YOUR GOAL
Each record must be reproduced exactly as it is shown.

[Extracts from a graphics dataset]
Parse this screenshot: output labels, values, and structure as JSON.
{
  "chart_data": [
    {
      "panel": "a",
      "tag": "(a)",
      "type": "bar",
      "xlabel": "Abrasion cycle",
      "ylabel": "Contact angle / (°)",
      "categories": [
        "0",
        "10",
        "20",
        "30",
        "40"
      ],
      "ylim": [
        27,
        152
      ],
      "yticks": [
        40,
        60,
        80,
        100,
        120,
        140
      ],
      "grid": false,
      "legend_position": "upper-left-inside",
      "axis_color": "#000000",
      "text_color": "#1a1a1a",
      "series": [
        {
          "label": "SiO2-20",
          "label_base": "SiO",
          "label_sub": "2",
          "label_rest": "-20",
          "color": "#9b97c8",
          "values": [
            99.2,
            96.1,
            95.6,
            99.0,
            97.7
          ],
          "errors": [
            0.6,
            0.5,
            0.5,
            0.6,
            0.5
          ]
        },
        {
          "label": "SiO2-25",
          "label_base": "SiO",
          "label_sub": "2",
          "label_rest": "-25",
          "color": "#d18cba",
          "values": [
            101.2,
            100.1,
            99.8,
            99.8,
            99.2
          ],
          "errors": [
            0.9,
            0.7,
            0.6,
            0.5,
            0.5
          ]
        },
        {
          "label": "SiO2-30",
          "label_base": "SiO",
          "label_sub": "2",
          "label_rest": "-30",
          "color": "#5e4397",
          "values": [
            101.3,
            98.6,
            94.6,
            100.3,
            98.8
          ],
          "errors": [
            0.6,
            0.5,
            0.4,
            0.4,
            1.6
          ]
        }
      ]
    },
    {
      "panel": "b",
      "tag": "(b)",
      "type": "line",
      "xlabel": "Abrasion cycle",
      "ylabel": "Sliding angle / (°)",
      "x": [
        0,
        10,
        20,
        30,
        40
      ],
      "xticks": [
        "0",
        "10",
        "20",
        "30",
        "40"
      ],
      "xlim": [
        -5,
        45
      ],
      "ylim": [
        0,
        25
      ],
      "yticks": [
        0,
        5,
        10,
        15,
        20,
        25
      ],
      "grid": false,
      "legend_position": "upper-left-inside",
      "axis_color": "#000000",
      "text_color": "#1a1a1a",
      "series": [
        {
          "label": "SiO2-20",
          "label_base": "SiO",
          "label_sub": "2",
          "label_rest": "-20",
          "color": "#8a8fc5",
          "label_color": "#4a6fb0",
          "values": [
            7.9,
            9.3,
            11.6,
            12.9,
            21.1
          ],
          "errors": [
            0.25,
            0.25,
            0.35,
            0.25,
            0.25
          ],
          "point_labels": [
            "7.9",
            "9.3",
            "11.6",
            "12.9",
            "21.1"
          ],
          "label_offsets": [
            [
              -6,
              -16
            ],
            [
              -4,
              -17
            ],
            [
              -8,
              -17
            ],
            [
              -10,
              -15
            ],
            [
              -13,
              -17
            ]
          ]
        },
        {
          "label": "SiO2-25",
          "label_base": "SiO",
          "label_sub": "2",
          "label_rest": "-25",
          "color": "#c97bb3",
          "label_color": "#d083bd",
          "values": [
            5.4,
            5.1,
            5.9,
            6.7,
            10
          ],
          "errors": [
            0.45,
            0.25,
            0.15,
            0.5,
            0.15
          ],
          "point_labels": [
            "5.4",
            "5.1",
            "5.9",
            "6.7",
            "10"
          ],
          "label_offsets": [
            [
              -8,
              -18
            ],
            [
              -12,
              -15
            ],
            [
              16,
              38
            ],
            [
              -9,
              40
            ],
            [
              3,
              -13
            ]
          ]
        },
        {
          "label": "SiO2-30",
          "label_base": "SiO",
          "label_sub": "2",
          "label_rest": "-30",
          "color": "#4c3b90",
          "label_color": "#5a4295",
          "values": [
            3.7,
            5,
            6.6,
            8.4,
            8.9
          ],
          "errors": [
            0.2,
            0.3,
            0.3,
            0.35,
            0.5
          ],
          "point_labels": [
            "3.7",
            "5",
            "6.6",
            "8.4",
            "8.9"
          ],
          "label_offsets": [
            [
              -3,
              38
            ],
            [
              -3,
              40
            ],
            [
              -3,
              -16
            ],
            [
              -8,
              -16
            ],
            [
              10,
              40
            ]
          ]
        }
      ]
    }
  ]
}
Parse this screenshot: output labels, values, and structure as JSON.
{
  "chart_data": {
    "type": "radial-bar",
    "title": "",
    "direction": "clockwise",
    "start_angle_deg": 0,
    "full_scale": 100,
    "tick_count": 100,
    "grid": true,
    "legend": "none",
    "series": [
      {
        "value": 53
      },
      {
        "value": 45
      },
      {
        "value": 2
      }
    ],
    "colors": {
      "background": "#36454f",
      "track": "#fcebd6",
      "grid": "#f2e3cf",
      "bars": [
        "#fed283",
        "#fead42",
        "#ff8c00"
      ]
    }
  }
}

COMPLETED TASK
Parse this screenshot: output labels, values, and structure as JSON.
{
  "chart_data": [
    {
      "panel": "a",
      "tag": "(a)",
      "type": "bar",
      "xlabel": "Abrasion cycle",
      "ylabel": "Contact angle / (°)",
      "categories": [
        "0",
        "10",
        "20",
        "30",
        "40"
      ],
      "ylim": [
        27,
        152
      ],
      "yticks": [
        40,
        60,
        80,
        100,
        120,
        140
      ],
      "grid": false,
      "legend_position": "upper-left-inside",
      "axis_color": "#000000",
      "text_color": "#1a1a1a",
      "series": [
        {
          "label": "SiO2-20",
          "label_base": "SiO",
          "label_sub": "2",
          "label_rest": "-20",
          "color": "#9b97c8",
          "values": [
            99.2,
            96.1,
            95.6,
            99.0,
            97.7
          ],
          "errors": [
            0.6,
            0.5,
            0.5,
            0.6,
            0.5
          ]
        },
        {
          "label": "SiO2-25",
          "label_base": "SiO",
          "label_sub": "2",
          "label_rest": "-25",
          "color": "#d18cba",
          "values": [
            101.2,
            100.1,
            99.8,
            99.8,
            99.2
          ],
          "errors": [
            0.9,
            0.7,
            0.6,
            0.5,
            0.5
          ]
        },
        {
          "label": "SiO2-30",
          "label_base": "SiO",
          "label_sub": "2",
          "label_rest": "-30",
          "color": "#5e4397",
          "values": [
            101.3,
            98.6,
            94.6,
            100.3,
            98.8
          ],
          "errors": [
            0.6,
            0.5,
            0.4,
            0.4,
            1.6
          ]
        }
      ]
    },
    {
      "panel": "b",
      "tag": "(b)",
      "type": "line",
      "xlabel": "Abrasion cycle",
      "ylabel": "Sliding angle / (°)",
      "x": [
        0,
        10,
        20,
        30,
        40
      ],
      "xticks": [
        "0",
        "10",
        "20",
        "30",
        "40"
      ],
      "xlim": [
        -5,
        45
      ],
      "ylim": [
        0,
        25
      ],
      "yticks": [
        0,
        5,
        10,
        15,
        20,
        25
      ],
      "grid": false,
      "legend_position": "upper-left-inside",
      "axis_color": "#000000",
      "text_color": "#1a1a1a",
      "series": [
        {
          "label": "SiO2-20",
          "label_base": "SiO",
          "label_sub": "2",
          "label_rest": "-20",
          "color": "#8a8fc5",
          "label_color": "#4a6fb0",
          "values": [
            7.9,
            9.3,
            11.6,
            12.9,
            21.1
          ],
          "errors": [
            0.25,
            0.25,
            0.35,
            0.25,
            0.25
          ],
          "point_labels": [
            "7.9",
            "9.3",
            "11.6",
            "12.9",
            "21.1"
          ],
          "label_offsets": [
            [
              -6,
              -16
            ],
            [
              -4,
              -17
            ],
            [
              -8,
              -17
            ],
            [
              -10,
              -15
            ],
            [
              -13,
              -17
            ]
          ]
        },
        {
          "label": "SiO2-25",
          "label_base": "SiO",
          "label_sub": "2",
          "label_rest": "-25",
          "color": "#c97bb3",
          "label_color": "#d083bd",
          "values": [
            5.4,
            5.1,
            5.9,
            6.7,
            10
          ],
          "errors": [
            0.45,
            0.25,
            0.15,
            0.5,
            0.15
          ],
          "point_labels": [
            "5.4",
            "5.1",
            "5.9",
            "6.7",
            "10"
          ],
          "label_offsets": [
            [
              -8,
              -18
            ],
            [
              -12,
              -15
            ],
            [
              16,
              38
            ],
            [
              -9,
              40
            ],
            [
              3,
              -13
            ]
          ]
        },
        {
          "label": "SiO2-30",
          "label_base": "SiO",
          "label_sub": "2",
          "label_rest": "-30",
          "color": "#4c3b90",
          "label_color": "#5a4295",
          "values": [
            3.7,
            5,
            6.6,
            8.4,
            8.9
          ],
          "errors": [
            0.2,
            0.3,
            0.3,
            0.35,
            0.5
          ],
          "point_labels": [
            "3.7",
            "5",
            "6.6",
            "8.4",
            "8.9"
          ],
          "label_offsets": [
            [
              -3,
              38
            ],
            [
              -3,
              40
            ],
            [
              -3,
              -16
            ],
            [
              -8,
              -16
            ],
            [
              10,
              40
            ]
          ]
        }
      ]
    }
  ]
}
Parse this screenshot: output labels, values, and structure as JSON.
{
  "chart_data": {
    "type": "radial-bar",
    "title": "",
    "direction": "clockwise",
    "start_angle_deg": 0,
    "full_scale": 100,
    "tick_count": 100,
    "grid": true,
    "legend": "none",
    "series": [
      {
        "value": 53
      },
      {
        "value": 45
      },
      {
        "value": 2
      }
    ],
    "colors": {
      "background": "#36454f",
      "track": "#fcebd6",
      "grid": "#f2e3cf",
      "bars": [
        "#fed283",
        "#fead42",
        "#ff8c00"
      ]
    }
  }
}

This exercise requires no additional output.